PROBLEM TO WORK ON:
Print out every record exactly as it appears.
━━━ PROVIDED ENTRIES
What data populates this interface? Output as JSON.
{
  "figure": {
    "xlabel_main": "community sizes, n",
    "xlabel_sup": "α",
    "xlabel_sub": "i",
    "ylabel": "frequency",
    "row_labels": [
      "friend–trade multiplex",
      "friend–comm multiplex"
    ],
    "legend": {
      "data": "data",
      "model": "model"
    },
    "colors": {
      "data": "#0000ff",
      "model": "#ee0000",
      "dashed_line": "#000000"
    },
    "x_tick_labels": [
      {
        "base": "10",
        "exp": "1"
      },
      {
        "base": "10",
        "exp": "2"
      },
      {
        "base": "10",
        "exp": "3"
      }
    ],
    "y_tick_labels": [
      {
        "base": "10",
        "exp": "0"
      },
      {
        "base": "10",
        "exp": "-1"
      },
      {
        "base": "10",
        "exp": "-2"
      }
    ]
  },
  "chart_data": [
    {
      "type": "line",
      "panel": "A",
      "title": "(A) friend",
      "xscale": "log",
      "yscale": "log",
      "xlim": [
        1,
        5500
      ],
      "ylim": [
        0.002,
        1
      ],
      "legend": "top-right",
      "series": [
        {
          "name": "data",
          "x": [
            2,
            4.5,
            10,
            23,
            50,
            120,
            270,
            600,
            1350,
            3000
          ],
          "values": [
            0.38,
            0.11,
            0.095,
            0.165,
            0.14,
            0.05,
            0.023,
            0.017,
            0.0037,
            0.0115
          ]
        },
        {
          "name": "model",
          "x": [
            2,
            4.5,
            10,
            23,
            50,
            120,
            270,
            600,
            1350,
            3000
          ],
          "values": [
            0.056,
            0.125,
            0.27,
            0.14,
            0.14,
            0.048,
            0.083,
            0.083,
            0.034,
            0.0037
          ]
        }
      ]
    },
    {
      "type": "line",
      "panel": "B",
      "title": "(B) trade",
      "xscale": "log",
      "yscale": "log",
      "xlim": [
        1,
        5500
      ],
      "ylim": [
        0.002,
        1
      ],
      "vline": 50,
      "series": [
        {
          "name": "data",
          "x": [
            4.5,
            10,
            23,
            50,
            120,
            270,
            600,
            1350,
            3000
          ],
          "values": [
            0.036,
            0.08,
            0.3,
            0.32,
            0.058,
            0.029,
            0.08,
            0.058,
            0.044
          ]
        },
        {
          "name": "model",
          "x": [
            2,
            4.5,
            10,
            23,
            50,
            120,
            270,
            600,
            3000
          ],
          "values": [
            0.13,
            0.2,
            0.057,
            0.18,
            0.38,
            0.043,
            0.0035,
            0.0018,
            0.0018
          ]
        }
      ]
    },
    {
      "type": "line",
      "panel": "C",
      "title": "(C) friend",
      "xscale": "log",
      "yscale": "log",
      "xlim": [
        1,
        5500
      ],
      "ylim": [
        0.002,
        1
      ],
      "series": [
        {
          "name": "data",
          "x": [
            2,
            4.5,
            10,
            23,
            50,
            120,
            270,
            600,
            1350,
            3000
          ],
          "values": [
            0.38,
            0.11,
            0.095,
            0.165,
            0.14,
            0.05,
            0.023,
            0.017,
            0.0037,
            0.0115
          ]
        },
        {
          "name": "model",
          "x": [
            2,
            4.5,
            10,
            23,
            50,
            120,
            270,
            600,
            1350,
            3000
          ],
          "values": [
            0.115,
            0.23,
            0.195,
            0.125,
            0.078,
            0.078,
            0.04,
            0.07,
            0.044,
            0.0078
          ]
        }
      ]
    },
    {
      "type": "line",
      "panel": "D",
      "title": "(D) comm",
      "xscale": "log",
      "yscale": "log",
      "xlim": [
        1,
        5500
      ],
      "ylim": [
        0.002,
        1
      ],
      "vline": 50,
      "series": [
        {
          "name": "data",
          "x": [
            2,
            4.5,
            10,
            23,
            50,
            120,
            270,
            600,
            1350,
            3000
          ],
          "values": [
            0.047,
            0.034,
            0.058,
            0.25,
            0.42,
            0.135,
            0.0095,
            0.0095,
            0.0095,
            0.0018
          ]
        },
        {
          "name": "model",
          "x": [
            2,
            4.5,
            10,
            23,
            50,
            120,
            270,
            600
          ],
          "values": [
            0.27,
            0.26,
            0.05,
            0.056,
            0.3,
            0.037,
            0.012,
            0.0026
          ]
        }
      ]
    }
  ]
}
━━━━━━
COMPLETED TASK:
What data populates this interface? Output as JSON.
{
  "figure": {
    "xlabel_main": "community sizes, n",
    "xlabel_sup": "α",
    "xlabel_sub": "i",
    "ylabel": "frequency",
    "row_labels": [
      "friend–trade multiplex",
      "friend–comm multiplex"
    ],
    "legend": {
      "data": "data",
      "model": "model"
    },
    "colors": {
      "data": "#0000ff",
      "model": "#ee0000",
      "dashed_line": "#000000"
    },
    "x_tick_labels": [
      {
        "base": "10",
        "exp": "1"
      },
      {
        "base": "10",
        "exp": "2"
      },
      {
        "base": "10",
        "exp": "3"
      }
    ],
    "y_tick_labels": [
      {
        "base": "10",
        "exp": "0"
      },
      {
        "base": "10",
        "exp": "-1"
      },
      {
        "base": "10",
        "exp": "-2"
      }
    ]
  },
  "chart_data": [
    {
      "type": "line",
      "panel": "A",
      "title": "(A) friend",
      "xscale": "log",
      "yscale": "log",
      "xlim": [
        1,
        5500
      ],
      "ylim": [
        0.002,
        1
      ],
      "legend": "top-right",
      "series": [
        {
          "name": "data",
          "x": [
            2,
            4.5,
            10,
            23,
            50,
            120,
            270,
            600,
            1350,
            3000
          ],
          "values": [
            0.38,
            0.11,
            0.095,
            0.165,
            0.14,
            0.05,
            0.023,
            0.017,
            0.0037,
            0.0115
          ]
        },
        {
          "name": "model",
          "x": [
            2,
            4.5,
            10,
            23,
            50,
            120,
            270,
            600,
            1350,
            3000
          ],
          "values": [
            0.056,
            0.125,
            0.27,
            0.14,
            0.14,
            0.048,
            0.083,
            0.083,
            0.034,
            0.0037
          ]
        }
      ]
    },
    {
      "type": "line",
      "panel": "B",
      "title": "(B) trade",
      "xscale": "log",
      "yscale": "log",
      "xlim": [
        1,
        5500
      ],
      "ylim": [
        0.002,
        1
      ],
      "vline": 50,
      "series": [
        {
          "name": "data",
          "x": [
            4.5,
            10,
            23,
            50,
            120,
            270,
            600,
            1350,
            3000
          ],
          "values": [
            0.036,
            0.08,
            0.3,
            0.32,
            0.058,
            0.029,
            0.08,
            0.058,
            0.044
          ]
        },
        {
          "name": "model",
          "x": [
            2,
            4.5,
            10,
            23,
            50,
            120,
            270,
            600,
            3000
          ],
          "values": [
            0.13,
            0.2,
            0.057,
            0.18,
            0.38,
            0.043,
            0.0035,
            0.0018,
            0.0018
          ]
        }
      ]
    },
    {
      "type": "line",
      "panel": "C",
      "title": "(C) friend",
      "xscale": "log",
      "yscale": "log",
      "xlim": [
        1,
        5500
      ],
      "ylim": [
        0.002,
        1
      ],
      "series": [
        {
          "name": "data",
          "x": [
            2,
            4.5,
            10,
            23,
            50,
            120,
            270,
            600,
            1350,
            3000
          ],
          "values": [
            0.38,
            0.11,
            0.095,
            0.165,
            0.14,
            0.05,
            0.023,
            0.017,
            0.0037,
            0.0115
          ]
        },
        {
          "name": "model",
          "x": [
            2,
            4.5,
            10,
            23,
            50,
            120,
            270,
            600,
            1350,
            3000
          ],
          "values": [
            0.115,
            0.23,
            0.195,
            0.125,
            0.078,
            0.078,
            0.04,
            0.07,
            0.044,
            0.0078
          ]
        }
      ]
    },
    {
      "type": "line",
      "panel": "D",
      "title": "(D) comm",
      "xscale": "log",
      "yscale": "log",
      "xlim": [
        1,
        5500
      ],
      "ylim": [
        0.002,
        1
      ],
      "vline": 50,
      "series": [
        {
          "name": "data",
          "x": [
            2,
            4.5,
            10,
            23,
            50,
            120,
            270,
            600,
            1350,
            3000
          ],
          "values": [
            0.047,
            0.034,
            0.058,
            0.25,
            0.42,
            0.135,
            0.0095,
            0.0095,
            0.0095,
            0.0018
          ]
        },
        {
          "name": "model",
          "x": [
            2,
            4.5,
            10,
            23,
            50,
            120,
            270,
            600
          ],
          "values": [
            0.27,
            0.26,
            0.05,
            0.056,
            0.3,
            0.037,
            0.012,
            0.0026
          ]
        }
      ]
    }
  ]
}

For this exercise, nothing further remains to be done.